■ What is expected ■
Reproduce the listing below verbatim.
--- BEGIN Listed records ---
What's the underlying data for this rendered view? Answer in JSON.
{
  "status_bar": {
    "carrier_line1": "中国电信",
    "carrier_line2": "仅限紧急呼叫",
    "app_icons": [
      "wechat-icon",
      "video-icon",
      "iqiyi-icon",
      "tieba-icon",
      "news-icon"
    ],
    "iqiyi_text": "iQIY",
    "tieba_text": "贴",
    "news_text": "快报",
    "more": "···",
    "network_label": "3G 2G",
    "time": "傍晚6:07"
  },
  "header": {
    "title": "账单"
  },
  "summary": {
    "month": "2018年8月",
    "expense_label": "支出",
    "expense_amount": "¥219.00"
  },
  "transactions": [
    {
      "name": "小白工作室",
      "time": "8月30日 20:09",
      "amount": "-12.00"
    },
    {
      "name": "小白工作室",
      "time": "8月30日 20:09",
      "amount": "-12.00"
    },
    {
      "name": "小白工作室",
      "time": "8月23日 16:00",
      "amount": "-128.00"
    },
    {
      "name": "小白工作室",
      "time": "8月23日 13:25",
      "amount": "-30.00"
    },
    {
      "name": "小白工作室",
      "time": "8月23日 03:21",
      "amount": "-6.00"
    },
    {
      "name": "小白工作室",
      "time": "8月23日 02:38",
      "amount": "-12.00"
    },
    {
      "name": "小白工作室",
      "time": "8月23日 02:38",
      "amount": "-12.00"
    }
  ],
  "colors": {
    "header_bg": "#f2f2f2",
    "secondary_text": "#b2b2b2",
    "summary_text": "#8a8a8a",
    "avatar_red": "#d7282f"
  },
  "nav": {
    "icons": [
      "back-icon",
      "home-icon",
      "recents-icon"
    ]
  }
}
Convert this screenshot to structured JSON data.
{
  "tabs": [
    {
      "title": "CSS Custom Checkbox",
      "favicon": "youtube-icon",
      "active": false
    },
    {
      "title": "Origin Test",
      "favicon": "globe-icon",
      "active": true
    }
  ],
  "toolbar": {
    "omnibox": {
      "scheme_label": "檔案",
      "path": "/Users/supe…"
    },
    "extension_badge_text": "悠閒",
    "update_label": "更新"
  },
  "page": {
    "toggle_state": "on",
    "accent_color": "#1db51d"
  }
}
--- END Listed records ---
■ Task solution ■
What's the underlying data for this rendered view? Answer in JSON.
{
  "status_bar": {
    "carrier_line1": "中国电信",
    "carrier_line2": "仅限紧急呼叫",
    "app_icons": [
      "wechat-icon",
      "video-icon",
      "iqiyi-icon",
      "tieba-icon",
      "news-icon"
    ],
    "iqiyi_text": "iQIY",
    "tieba_text": "贴",
    "news_text": "快报",
    "more": "···",
    "network_label": "3G 2G",
    "time": "傍晚6:07"
  },
  "header": {
    "title": "账单"
  },
  "summary": {
    "month": "2018年8月",
    "expense_label": "支出",
    "expense_amount": "¥219.00"
  },
  "transactions": [
    {
      "name": "小白工作室",
      "time": "8月30日 20:09",
      "amount": "-12.00"
    },
    {
      "name": "小白工作室",
      "time": "8月30日 20:09",
      "amount": "-12.00"
    },
    {
      "name": "小白工作室",
      "time": "8月23日 16:00",
      "amount": "-128.00"
    },
    {
      "name": "小白工作室",
      "time": "8月23日 13:25",
      "amount": "-30.00"
    },
    {
      "name": "小白工作室",
      "time": "8月23日 03:21",
      "amount": "-6.00"
    },
    {
      "name": "小白工作室",
      "time": "8月23日 02:38",
      "amount": "-12.00"
    },
    {
      "name": "小白工作室",
      "time": "8月23日 02:38",
      "amount": "-12.00"
    }
  ],
  "colors": {
    "header_bg": "#f2f2f2",
    "secondary_text": "#b2b2b2",
    "summary_text": "#8a8a8a",
    "avatar_red": "#d7282f"
  },
  "nav": {
    "icons": [
      "back-icon",
      "home-icon",
      "recents-icon"
    ]
  }
}
Convert this screenshot to structured JSON data.
{
  "tabs": [
    {
      "title": "CSS Custom Checkbox",
      "favicon": "youtube-icon",
      "active": false
    },
    {
      "title": "Origin Test",
      "favicon": "globe-icon",
      "active": true
    }
  ],
  "toolbar": {
    "omnibox": {
      "scheme_label": "檔案",
      "path": "/Users/supe…"
    },
    "extension_badge_text": "悠閒",
    "update_label": "更新"
  },
  "page": {
    "toggle_state": "on",
    "accent_color": "#1db51d"
  }
}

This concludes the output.